Answer with one number: how many lines have "clock".

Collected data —
— Start —

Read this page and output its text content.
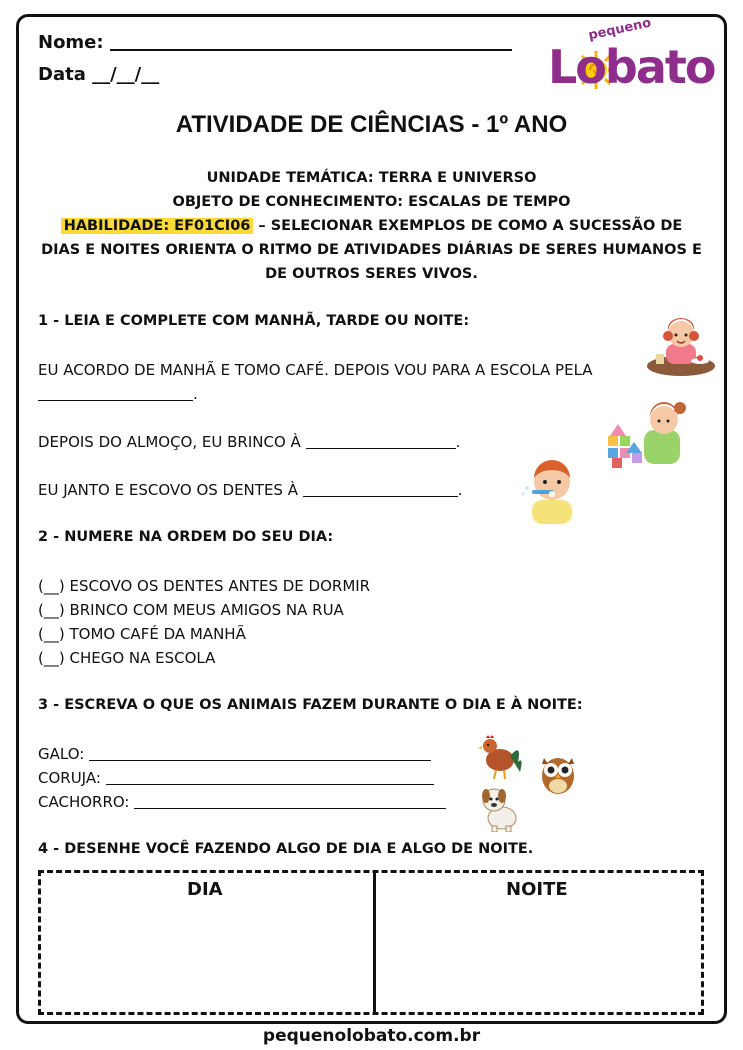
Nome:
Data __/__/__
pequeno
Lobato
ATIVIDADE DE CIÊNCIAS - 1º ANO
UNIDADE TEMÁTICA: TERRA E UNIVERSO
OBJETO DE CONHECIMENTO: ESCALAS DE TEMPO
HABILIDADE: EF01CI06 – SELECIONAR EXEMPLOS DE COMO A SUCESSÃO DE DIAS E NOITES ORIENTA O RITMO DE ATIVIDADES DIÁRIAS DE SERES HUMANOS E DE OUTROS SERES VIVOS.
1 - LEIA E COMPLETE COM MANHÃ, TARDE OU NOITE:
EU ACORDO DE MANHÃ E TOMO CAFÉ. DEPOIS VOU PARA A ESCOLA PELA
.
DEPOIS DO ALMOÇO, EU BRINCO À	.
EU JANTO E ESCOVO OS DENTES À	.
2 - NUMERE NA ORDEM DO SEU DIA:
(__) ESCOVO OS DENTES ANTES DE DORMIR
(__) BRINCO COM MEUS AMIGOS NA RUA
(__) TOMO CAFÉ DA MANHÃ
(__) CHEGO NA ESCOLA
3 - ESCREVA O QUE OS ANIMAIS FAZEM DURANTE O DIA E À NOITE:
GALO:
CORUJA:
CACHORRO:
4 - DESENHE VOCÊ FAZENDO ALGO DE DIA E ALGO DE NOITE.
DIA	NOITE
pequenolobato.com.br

— End —
— Start —

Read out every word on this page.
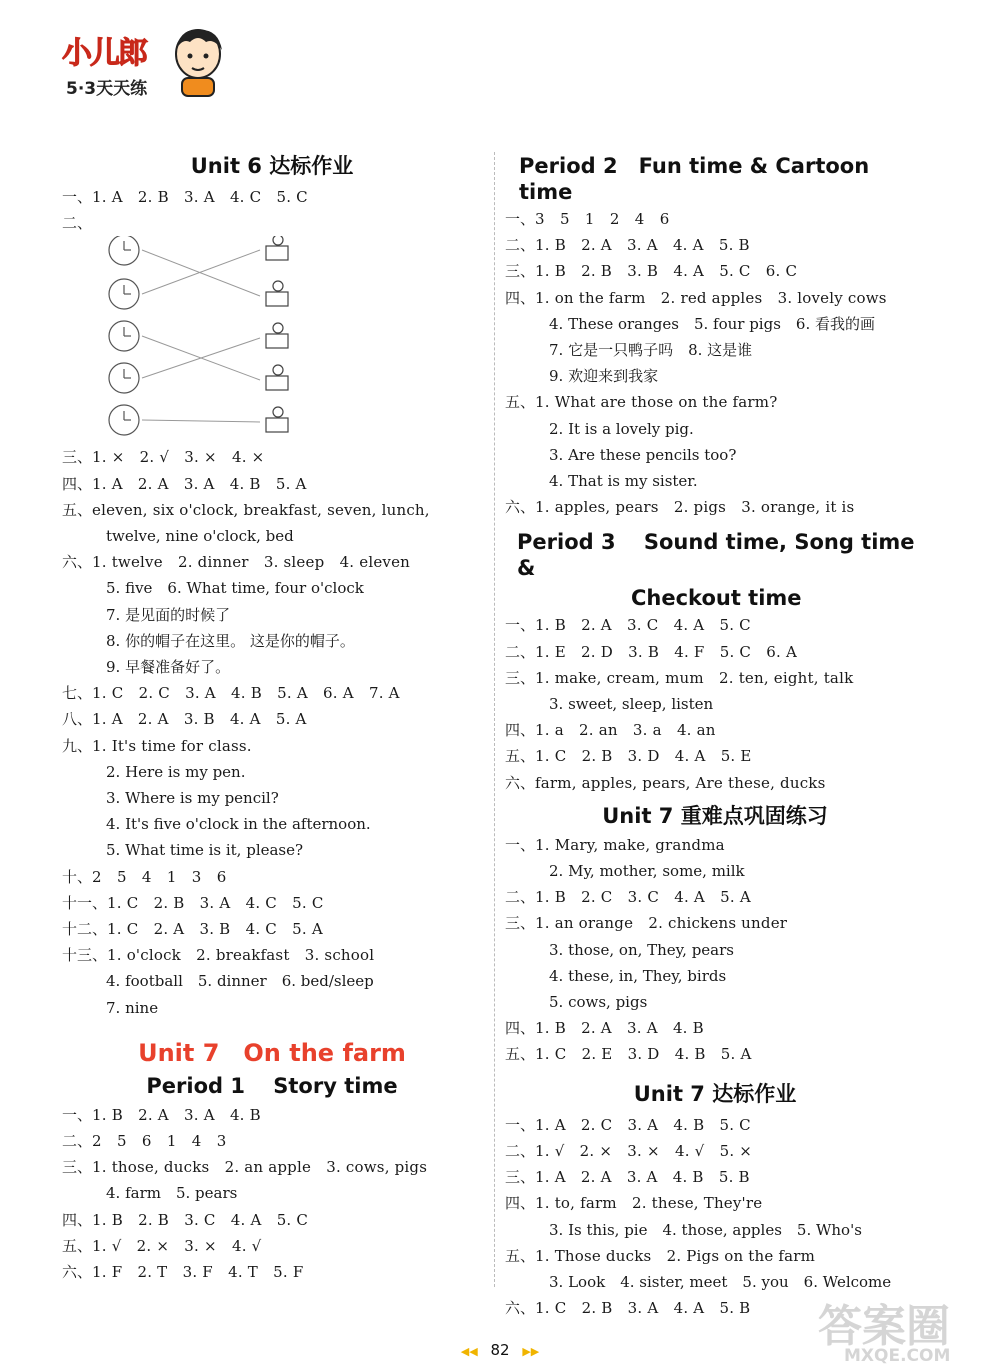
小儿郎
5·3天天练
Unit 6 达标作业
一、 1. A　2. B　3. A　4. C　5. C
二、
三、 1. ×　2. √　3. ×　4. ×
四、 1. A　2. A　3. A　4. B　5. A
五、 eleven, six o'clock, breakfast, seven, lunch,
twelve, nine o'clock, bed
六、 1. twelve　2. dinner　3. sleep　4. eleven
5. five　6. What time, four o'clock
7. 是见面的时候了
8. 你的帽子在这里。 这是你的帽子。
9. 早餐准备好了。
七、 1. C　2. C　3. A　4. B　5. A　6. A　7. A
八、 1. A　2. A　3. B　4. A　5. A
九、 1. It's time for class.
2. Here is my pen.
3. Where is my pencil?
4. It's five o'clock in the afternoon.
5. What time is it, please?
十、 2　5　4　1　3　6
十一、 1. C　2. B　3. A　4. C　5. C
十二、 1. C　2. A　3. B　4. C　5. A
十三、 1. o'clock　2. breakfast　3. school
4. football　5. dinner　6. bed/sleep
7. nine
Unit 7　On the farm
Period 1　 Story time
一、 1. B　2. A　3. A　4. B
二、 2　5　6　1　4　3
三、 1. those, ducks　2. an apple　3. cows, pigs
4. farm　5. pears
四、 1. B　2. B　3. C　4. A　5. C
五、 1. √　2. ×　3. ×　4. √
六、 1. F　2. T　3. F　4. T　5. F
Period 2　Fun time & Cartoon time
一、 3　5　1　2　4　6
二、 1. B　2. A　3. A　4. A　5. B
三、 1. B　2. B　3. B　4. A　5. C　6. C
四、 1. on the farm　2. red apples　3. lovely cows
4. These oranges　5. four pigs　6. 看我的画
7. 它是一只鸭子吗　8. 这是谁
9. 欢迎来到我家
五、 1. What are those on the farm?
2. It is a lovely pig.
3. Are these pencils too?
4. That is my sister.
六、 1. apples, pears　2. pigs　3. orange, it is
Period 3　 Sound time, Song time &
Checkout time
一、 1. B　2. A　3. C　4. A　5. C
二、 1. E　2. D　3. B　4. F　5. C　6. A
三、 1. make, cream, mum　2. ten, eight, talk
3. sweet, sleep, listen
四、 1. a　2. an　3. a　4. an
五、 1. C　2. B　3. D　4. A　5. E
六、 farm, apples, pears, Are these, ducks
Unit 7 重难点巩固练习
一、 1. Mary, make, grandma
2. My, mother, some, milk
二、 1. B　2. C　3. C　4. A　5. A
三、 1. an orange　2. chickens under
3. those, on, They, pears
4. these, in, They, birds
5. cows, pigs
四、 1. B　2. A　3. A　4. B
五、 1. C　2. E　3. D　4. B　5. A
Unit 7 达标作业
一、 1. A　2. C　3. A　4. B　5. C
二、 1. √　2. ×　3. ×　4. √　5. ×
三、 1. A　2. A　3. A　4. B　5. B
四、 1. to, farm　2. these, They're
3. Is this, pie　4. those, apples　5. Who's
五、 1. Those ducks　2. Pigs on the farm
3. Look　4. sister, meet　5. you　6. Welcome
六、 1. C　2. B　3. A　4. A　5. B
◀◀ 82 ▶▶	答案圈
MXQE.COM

— End —
— Start —

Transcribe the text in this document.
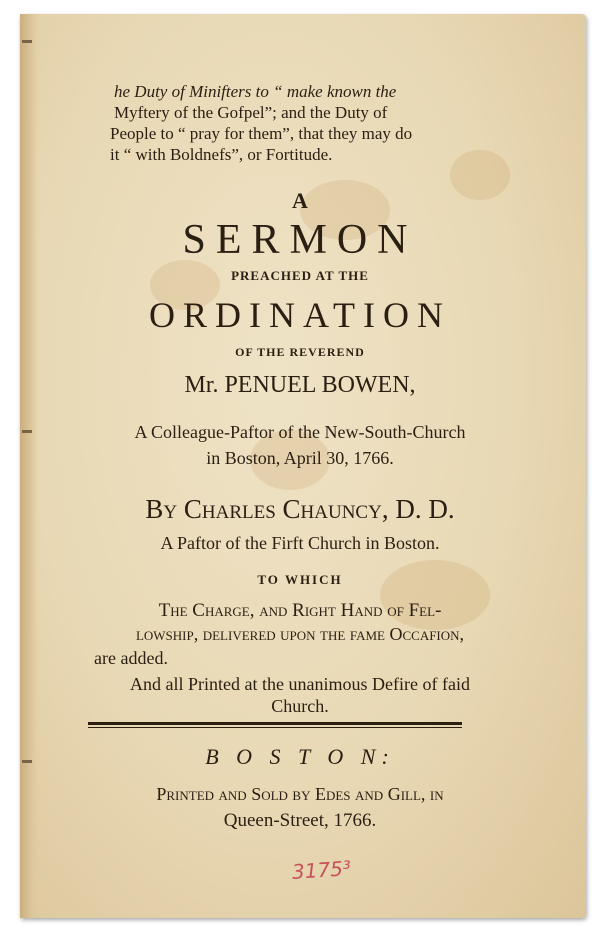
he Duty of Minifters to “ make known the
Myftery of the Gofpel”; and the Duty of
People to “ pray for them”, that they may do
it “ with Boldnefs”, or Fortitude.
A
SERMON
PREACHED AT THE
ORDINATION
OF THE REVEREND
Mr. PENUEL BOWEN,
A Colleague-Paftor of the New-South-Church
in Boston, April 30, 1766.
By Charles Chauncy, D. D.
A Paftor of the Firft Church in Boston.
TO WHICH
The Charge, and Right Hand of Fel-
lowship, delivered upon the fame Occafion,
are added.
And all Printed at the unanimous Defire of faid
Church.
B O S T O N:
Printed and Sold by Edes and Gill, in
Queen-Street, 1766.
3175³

— End —

Solution to this problem — 5